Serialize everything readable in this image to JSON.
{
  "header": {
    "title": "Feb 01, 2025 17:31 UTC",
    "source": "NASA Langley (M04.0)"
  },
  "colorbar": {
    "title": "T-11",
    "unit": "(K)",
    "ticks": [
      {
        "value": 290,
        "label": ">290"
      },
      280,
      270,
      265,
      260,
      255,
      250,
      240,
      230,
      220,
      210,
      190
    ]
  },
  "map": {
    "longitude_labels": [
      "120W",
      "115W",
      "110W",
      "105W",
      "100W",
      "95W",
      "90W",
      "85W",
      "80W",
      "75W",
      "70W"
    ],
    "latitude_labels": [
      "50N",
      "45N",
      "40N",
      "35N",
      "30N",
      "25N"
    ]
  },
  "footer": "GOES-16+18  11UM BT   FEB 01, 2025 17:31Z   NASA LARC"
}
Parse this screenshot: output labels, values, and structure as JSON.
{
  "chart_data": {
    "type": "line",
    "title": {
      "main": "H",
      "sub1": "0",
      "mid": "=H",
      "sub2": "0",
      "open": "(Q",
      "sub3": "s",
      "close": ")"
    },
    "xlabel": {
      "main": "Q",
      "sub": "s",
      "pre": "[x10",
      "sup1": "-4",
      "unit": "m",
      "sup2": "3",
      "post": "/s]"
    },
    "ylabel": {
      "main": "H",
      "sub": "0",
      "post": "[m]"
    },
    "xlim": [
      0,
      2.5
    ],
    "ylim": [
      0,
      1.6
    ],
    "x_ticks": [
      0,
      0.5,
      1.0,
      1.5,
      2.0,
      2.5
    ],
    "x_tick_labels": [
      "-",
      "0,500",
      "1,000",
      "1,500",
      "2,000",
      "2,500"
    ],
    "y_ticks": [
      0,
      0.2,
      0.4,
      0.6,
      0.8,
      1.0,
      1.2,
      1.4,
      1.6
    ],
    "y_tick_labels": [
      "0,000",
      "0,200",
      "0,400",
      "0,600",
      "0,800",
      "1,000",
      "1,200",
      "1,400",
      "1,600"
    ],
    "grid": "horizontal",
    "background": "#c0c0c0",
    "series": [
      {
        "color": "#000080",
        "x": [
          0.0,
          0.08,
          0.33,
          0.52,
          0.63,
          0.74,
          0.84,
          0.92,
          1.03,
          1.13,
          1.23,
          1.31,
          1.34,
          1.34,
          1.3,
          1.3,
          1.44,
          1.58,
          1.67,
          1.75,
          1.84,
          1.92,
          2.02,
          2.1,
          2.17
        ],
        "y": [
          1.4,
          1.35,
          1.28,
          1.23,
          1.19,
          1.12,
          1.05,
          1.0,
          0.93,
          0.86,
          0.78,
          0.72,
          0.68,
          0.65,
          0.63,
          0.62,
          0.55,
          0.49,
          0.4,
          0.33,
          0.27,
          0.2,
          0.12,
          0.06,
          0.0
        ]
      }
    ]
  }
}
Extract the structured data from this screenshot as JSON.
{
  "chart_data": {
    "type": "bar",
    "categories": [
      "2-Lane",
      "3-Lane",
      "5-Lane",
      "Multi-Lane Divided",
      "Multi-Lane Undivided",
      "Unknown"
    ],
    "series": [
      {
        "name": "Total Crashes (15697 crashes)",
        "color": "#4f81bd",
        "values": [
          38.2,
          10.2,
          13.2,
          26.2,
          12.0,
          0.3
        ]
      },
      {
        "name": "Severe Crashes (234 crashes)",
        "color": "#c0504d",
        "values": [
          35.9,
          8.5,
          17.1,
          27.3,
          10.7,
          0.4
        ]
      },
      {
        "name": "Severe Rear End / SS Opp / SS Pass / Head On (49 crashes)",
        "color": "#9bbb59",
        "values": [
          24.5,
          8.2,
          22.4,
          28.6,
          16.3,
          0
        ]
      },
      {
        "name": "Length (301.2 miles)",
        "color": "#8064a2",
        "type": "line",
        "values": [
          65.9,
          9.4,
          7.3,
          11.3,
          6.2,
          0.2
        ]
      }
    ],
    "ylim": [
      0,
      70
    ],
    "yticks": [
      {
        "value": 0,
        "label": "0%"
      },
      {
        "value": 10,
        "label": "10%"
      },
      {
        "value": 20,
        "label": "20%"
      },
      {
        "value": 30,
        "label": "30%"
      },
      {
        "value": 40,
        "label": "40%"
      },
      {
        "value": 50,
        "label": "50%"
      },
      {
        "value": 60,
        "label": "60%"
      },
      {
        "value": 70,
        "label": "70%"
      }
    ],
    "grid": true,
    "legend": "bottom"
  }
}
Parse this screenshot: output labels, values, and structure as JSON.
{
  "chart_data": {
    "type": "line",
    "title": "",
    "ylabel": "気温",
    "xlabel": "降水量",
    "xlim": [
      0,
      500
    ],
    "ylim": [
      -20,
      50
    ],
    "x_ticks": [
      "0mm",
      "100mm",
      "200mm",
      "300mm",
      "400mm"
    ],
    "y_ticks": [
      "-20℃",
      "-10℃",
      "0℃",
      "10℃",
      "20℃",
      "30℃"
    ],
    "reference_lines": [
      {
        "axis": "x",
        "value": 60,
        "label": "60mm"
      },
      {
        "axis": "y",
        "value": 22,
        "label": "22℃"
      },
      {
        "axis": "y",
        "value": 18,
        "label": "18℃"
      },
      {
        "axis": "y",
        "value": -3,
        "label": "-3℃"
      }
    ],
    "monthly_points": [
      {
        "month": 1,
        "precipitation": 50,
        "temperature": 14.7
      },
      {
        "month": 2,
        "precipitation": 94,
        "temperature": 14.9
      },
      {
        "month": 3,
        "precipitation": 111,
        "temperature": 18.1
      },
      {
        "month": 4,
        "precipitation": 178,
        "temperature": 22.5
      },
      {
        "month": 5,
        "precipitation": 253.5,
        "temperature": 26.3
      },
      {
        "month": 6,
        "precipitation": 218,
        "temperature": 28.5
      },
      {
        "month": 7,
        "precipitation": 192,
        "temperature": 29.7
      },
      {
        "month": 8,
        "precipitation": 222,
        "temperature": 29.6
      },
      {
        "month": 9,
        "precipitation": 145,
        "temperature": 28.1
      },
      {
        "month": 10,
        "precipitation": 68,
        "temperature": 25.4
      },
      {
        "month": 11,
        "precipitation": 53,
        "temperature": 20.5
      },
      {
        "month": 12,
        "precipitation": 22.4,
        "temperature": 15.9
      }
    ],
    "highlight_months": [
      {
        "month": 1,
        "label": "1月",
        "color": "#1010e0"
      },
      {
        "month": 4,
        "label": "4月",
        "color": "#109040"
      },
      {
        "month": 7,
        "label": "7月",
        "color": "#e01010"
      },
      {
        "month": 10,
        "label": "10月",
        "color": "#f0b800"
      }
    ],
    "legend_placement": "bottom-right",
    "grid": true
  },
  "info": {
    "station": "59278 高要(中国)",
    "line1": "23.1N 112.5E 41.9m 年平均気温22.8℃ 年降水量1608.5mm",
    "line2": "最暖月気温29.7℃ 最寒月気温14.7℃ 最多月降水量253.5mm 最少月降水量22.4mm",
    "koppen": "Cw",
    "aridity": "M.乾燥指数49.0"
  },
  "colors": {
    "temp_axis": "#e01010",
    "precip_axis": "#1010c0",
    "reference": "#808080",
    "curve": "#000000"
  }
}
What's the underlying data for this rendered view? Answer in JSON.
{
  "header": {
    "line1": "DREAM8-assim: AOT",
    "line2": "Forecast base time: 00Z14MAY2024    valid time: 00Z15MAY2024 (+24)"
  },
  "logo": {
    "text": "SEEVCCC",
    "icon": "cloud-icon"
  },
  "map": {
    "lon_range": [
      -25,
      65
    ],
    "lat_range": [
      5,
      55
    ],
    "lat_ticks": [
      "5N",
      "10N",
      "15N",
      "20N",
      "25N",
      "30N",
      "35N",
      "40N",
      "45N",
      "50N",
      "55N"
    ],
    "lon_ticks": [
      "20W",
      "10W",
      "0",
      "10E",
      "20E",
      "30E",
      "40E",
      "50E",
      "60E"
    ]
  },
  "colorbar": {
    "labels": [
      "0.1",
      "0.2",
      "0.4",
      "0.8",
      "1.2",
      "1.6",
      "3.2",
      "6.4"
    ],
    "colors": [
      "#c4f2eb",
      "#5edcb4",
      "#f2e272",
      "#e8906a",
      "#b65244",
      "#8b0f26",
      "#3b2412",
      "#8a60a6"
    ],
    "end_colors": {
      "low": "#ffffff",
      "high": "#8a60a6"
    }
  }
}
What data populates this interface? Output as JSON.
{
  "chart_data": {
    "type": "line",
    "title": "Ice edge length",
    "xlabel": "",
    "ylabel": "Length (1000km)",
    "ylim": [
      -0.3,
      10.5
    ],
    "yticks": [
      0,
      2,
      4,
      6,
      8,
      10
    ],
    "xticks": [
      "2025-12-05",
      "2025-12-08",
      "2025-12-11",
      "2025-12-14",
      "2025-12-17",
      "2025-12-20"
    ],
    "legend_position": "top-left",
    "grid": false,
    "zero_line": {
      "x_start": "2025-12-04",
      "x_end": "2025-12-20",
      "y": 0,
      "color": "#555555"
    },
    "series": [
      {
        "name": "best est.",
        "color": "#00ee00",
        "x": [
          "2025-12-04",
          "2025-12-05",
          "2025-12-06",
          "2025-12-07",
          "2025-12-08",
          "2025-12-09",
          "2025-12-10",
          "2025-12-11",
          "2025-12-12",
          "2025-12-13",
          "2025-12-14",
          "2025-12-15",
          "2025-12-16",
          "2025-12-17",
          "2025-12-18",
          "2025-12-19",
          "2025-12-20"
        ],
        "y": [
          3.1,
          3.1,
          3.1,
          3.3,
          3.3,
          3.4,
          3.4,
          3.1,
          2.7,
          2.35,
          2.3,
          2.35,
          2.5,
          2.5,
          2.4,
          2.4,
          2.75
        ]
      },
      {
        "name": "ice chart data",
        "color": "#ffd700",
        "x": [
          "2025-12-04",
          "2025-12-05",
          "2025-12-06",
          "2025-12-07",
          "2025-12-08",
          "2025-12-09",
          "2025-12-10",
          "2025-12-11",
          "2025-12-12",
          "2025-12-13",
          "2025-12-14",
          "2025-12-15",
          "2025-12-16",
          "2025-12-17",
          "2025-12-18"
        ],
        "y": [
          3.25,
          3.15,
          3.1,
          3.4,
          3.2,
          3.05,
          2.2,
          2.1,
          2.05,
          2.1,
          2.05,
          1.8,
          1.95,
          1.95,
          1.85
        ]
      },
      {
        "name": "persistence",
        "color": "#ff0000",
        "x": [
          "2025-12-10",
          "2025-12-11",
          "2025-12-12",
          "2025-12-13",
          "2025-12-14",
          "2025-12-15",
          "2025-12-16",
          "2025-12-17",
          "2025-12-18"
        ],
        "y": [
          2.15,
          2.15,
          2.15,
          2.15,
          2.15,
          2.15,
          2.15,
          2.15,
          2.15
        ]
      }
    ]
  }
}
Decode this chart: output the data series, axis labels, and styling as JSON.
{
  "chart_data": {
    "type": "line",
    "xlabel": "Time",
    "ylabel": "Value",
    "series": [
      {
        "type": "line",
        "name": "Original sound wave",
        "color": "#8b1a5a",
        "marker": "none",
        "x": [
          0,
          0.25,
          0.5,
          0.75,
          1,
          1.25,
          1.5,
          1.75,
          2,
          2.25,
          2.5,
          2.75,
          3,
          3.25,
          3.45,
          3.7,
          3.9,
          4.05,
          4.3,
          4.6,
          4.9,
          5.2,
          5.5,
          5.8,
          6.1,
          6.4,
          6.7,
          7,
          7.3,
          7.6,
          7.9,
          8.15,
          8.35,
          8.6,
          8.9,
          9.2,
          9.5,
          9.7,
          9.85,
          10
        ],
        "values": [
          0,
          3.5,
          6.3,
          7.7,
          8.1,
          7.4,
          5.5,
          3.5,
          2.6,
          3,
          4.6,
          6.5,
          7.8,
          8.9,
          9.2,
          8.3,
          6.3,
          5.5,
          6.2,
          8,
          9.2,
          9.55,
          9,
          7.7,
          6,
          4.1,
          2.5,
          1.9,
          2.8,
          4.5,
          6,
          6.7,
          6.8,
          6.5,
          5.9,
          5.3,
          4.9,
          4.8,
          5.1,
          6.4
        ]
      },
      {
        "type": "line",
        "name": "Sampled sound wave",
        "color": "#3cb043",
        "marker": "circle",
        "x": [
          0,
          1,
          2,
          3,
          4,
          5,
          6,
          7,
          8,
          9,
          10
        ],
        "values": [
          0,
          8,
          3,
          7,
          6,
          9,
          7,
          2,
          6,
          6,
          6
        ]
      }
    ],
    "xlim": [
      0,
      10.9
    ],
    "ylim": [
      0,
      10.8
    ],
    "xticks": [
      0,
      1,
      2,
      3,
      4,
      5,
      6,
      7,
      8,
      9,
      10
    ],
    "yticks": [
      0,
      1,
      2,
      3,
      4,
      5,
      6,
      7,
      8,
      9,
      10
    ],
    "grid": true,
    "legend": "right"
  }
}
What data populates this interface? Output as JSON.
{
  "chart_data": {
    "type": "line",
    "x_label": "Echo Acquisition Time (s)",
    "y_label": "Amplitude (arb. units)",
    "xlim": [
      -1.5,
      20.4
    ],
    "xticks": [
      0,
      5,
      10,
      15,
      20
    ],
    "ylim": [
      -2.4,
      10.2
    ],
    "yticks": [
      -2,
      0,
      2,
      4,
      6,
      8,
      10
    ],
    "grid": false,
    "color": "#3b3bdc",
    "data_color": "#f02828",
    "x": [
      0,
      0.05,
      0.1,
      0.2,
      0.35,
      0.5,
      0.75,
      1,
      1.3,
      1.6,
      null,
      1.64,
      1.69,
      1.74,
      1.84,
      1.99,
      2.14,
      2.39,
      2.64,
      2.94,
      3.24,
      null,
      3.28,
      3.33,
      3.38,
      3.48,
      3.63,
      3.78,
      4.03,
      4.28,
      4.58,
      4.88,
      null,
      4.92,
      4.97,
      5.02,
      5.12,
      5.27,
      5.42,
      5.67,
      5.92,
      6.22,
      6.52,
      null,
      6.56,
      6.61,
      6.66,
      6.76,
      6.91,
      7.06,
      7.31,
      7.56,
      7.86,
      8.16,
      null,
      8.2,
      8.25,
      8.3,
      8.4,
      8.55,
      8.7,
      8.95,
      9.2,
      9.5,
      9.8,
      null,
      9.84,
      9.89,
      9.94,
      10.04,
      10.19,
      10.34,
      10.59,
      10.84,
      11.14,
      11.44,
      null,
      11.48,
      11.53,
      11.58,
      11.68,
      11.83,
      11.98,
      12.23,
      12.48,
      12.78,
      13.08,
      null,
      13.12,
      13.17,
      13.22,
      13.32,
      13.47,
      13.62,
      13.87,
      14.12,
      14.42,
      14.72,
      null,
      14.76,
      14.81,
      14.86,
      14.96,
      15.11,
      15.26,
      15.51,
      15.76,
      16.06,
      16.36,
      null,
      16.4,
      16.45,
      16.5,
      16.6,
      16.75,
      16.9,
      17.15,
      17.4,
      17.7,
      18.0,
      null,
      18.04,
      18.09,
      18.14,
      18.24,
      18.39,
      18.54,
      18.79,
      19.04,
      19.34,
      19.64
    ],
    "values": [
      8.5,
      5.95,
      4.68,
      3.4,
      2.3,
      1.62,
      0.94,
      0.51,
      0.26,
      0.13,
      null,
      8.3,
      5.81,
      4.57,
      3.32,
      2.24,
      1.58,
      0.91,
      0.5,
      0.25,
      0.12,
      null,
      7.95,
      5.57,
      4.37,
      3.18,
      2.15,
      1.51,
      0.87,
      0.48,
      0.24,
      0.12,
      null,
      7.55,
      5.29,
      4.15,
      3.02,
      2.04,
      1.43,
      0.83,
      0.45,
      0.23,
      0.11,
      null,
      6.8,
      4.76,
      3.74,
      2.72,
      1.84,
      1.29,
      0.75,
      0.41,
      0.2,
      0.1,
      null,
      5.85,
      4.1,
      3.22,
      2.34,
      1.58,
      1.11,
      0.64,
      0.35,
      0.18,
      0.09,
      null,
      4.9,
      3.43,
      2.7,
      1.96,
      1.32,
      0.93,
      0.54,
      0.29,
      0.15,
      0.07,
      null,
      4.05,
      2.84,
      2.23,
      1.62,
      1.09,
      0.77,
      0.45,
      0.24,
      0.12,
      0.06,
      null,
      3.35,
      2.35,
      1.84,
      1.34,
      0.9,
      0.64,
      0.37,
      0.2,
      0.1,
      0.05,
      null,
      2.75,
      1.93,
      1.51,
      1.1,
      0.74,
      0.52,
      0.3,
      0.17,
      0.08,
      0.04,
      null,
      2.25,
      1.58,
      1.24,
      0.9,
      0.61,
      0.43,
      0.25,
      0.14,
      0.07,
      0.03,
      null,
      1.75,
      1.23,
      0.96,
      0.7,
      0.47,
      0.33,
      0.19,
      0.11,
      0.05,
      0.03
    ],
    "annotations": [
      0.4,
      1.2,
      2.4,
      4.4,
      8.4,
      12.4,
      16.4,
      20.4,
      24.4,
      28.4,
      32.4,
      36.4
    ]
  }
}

####

Exercise goal ▸
Say the number of lines in the records above that include the string "title", and no more.

Task output ▸
5